- Directions
State how many lines in the records hold the word "document", giving the number and no other text.

— BEGIN Extracted records —

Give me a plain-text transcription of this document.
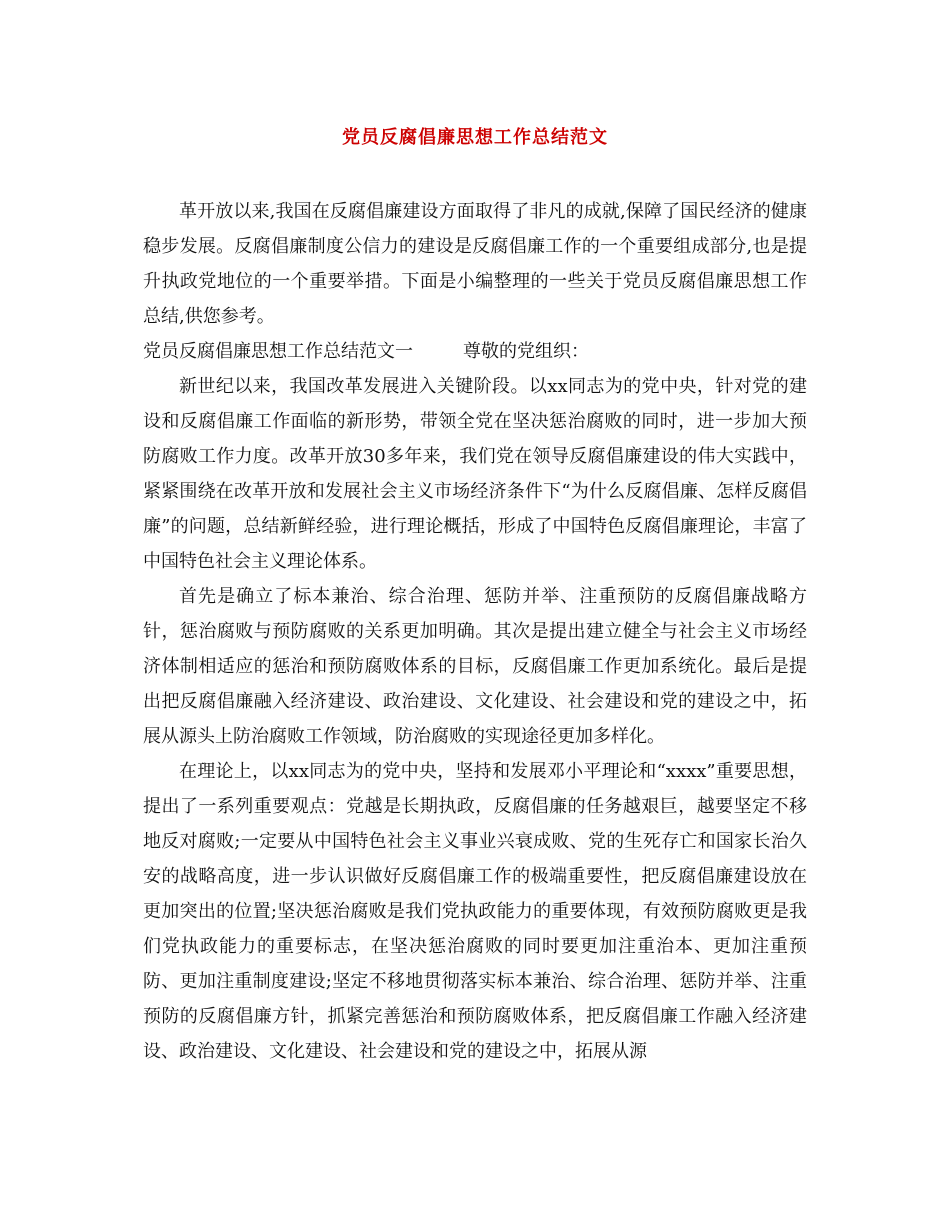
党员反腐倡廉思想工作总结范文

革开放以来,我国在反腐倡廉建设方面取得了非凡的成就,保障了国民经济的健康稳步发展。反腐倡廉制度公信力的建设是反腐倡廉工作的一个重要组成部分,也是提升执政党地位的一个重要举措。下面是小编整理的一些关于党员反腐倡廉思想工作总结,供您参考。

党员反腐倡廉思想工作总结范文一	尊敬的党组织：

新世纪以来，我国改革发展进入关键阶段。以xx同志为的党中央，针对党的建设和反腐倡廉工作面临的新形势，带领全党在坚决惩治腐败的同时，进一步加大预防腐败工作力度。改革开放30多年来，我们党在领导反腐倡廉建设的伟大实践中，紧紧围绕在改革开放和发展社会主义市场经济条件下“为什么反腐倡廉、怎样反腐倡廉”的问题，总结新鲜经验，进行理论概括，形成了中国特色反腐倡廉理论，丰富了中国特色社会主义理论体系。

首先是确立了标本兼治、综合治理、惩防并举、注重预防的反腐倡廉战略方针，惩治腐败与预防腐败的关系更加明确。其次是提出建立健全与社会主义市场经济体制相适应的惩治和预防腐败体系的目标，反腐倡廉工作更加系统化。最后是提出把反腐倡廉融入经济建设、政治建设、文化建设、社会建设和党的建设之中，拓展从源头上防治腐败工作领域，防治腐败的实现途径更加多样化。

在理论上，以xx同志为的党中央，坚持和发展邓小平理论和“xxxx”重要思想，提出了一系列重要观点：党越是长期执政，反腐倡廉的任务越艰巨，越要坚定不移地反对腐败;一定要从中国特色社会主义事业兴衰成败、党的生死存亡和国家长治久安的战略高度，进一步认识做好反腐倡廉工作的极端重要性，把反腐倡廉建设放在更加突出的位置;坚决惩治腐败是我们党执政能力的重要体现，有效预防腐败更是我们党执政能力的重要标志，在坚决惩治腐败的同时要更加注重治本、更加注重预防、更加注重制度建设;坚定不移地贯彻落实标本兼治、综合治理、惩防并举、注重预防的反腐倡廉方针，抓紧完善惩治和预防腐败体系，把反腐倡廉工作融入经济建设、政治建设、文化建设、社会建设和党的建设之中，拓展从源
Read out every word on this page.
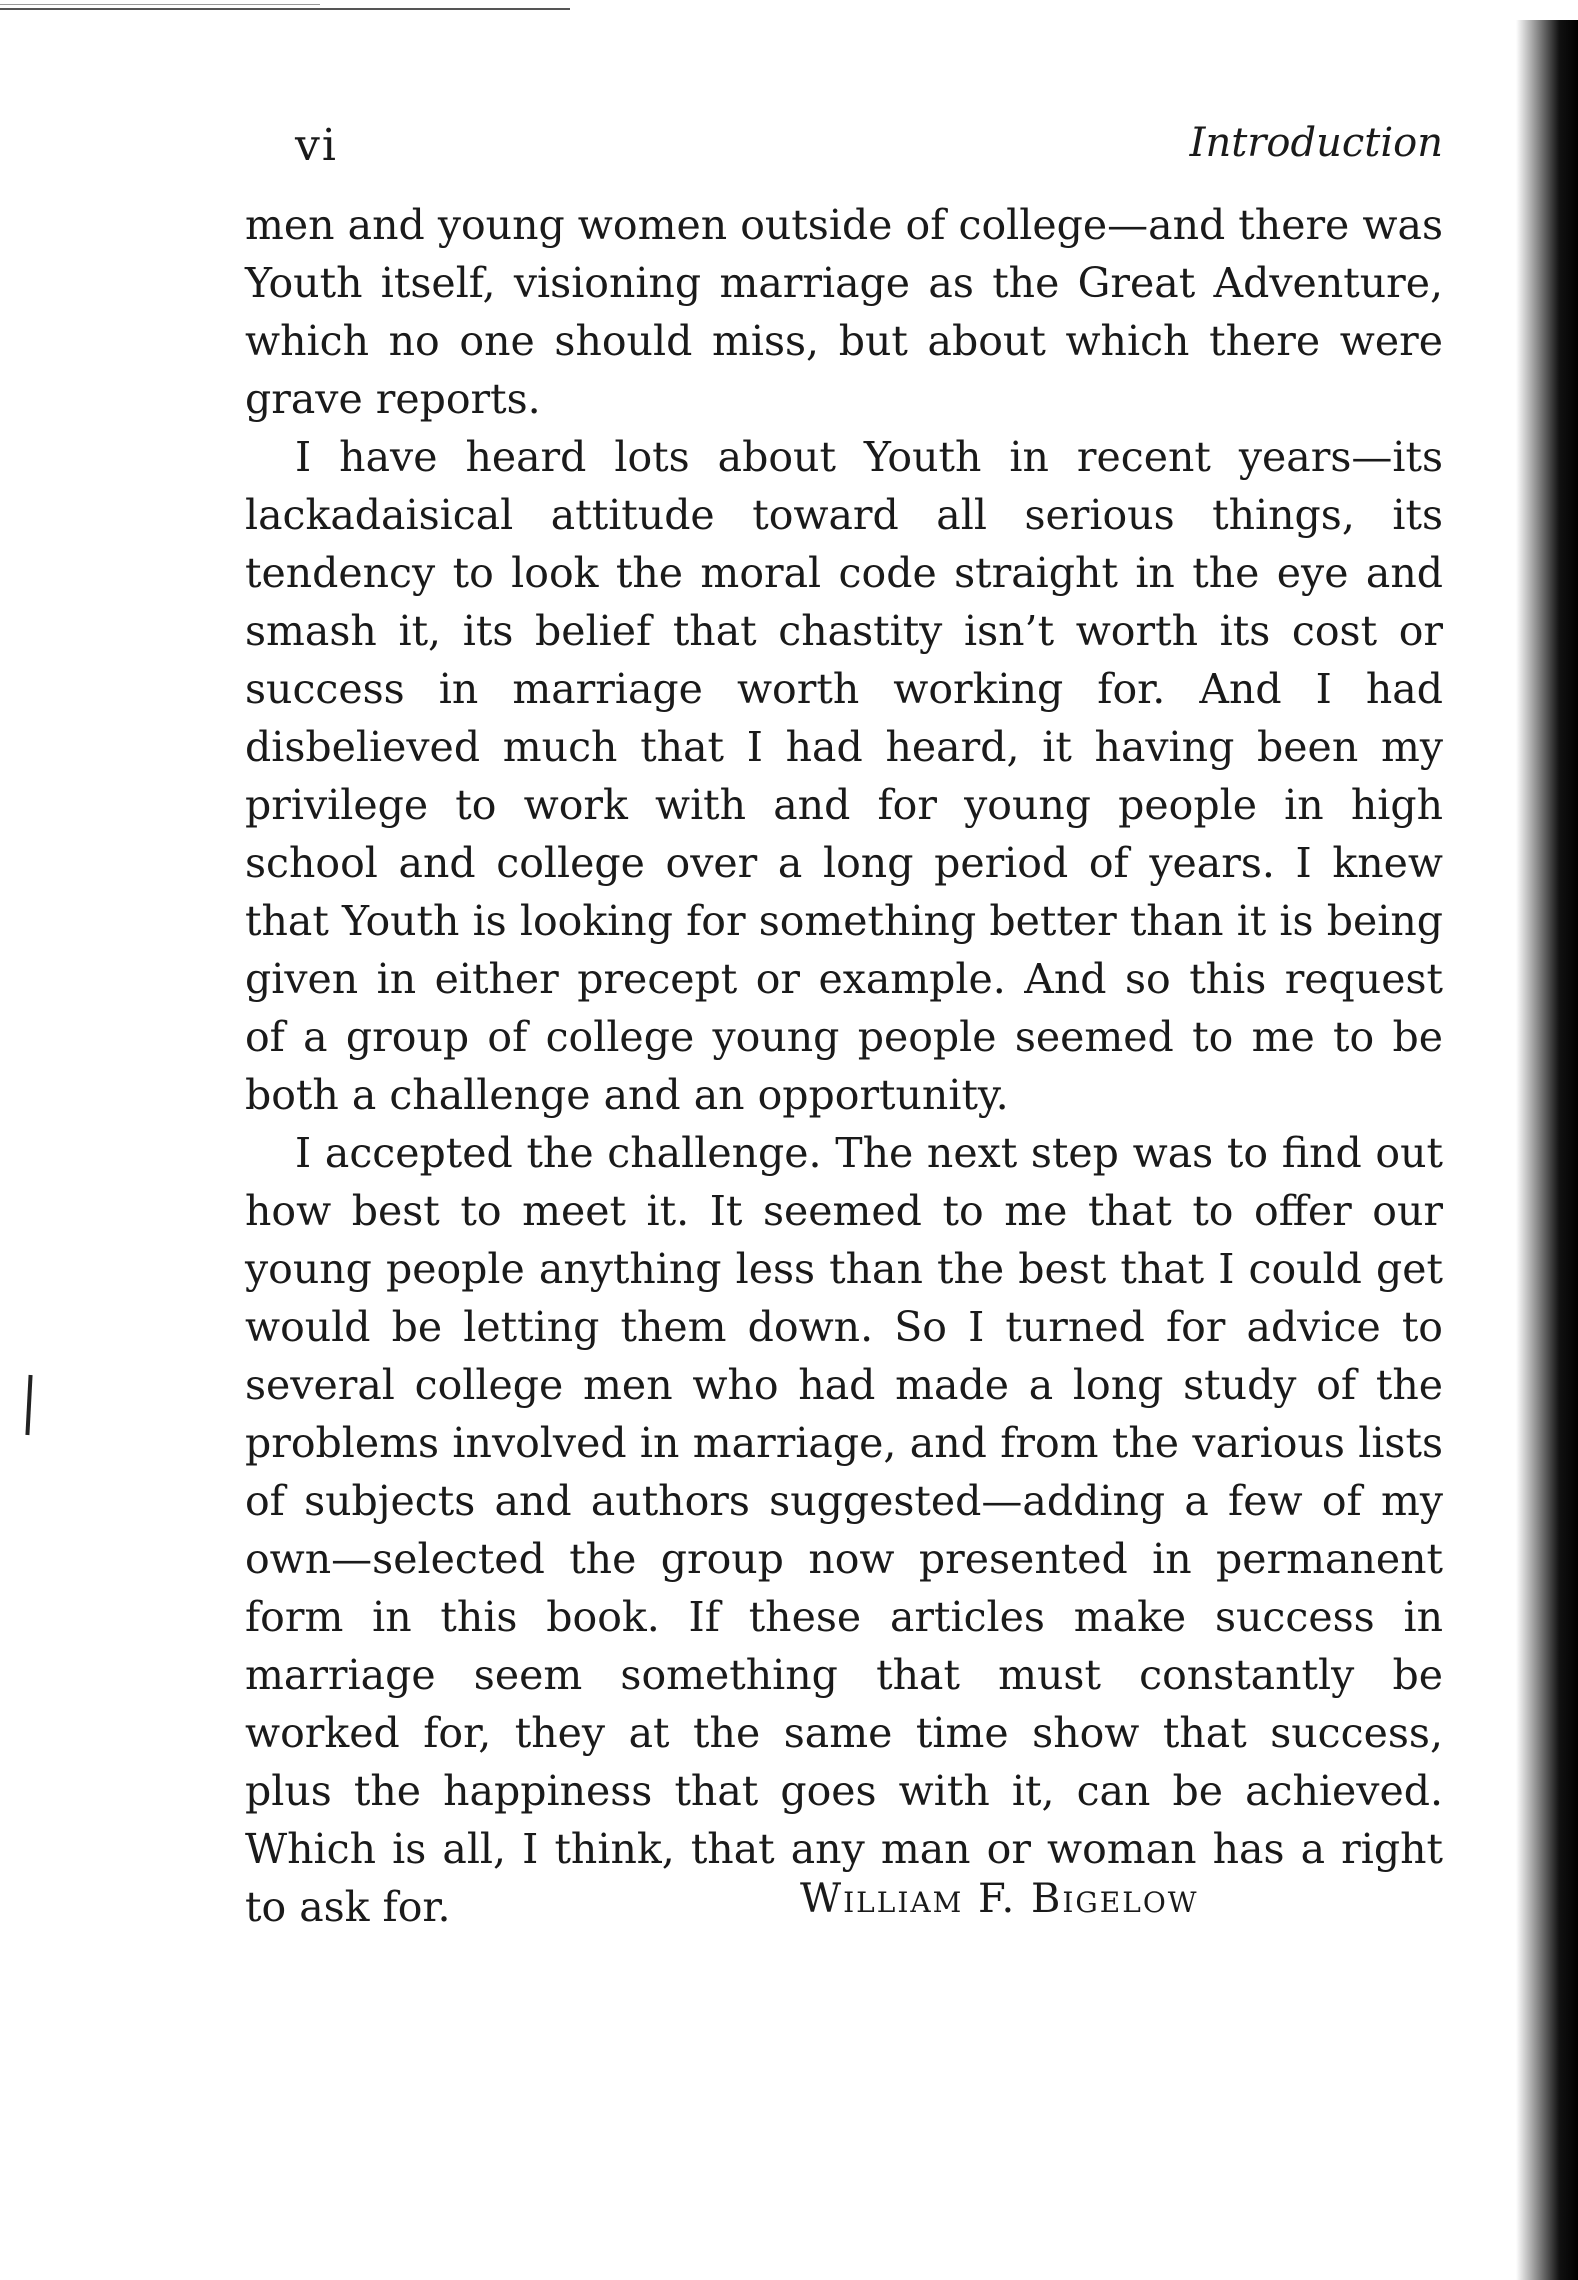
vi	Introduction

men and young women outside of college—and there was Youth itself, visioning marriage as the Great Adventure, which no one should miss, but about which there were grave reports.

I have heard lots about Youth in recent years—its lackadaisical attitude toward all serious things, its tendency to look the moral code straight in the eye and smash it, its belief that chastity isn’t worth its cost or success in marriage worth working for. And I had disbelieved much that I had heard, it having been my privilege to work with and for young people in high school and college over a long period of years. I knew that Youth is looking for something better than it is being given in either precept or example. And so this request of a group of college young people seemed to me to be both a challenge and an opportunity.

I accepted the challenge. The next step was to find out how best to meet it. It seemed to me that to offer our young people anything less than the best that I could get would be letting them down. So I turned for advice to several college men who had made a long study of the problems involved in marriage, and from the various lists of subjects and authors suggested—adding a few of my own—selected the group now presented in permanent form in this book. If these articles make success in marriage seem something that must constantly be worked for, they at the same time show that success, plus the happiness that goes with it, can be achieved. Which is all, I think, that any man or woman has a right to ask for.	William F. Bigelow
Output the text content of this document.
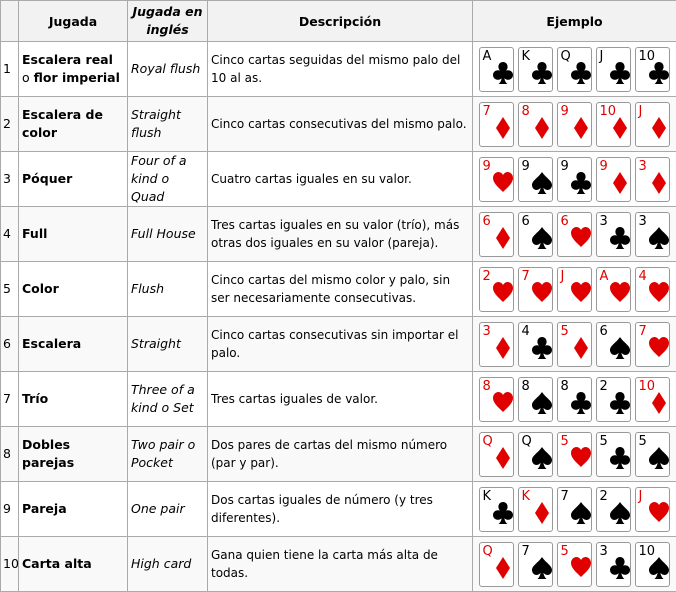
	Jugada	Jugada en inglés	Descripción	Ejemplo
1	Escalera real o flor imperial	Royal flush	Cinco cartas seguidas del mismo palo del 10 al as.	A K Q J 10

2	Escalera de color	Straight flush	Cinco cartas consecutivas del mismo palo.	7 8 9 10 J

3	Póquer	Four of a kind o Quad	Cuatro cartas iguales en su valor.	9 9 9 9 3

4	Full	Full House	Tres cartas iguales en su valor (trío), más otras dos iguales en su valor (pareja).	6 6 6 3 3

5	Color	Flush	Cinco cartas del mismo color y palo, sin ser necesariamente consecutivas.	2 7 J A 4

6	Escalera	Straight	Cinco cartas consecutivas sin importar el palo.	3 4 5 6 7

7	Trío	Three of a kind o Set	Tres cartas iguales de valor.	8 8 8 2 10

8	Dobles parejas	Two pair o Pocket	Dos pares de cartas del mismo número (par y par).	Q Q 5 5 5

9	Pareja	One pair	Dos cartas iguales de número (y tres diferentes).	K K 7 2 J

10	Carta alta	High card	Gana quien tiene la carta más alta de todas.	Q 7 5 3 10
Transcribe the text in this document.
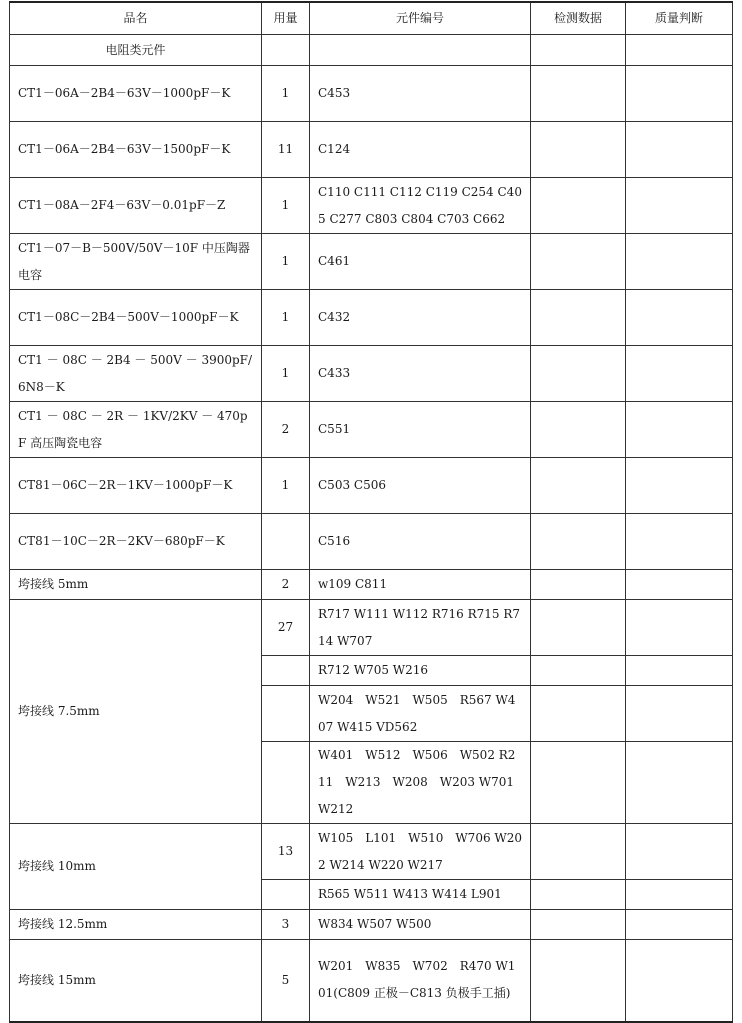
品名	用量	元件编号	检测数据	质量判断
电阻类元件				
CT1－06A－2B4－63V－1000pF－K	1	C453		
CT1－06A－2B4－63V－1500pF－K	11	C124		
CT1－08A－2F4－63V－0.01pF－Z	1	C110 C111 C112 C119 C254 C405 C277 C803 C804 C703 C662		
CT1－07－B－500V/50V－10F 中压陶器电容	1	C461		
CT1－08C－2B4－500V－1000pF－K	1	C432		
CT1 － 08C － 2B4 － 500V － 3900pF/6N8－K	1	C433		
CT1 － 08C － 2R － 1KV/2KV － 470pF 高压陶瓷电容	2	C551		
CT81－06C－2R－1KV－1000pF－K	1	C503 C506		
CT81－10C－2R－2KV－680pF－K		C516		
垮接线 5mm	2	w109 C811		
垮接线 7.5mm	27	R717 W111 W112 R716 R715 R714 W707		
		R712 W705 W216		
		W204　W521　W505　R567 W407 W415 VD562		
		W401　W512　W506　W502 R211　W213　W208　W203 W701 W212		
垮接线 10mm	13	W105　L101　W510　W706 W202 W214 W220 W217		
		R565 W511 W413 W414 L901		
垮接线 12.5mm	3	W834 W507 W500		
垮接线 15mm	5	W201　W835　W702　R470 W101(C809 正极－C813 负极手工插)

— END Extracted records —

- Correct response
3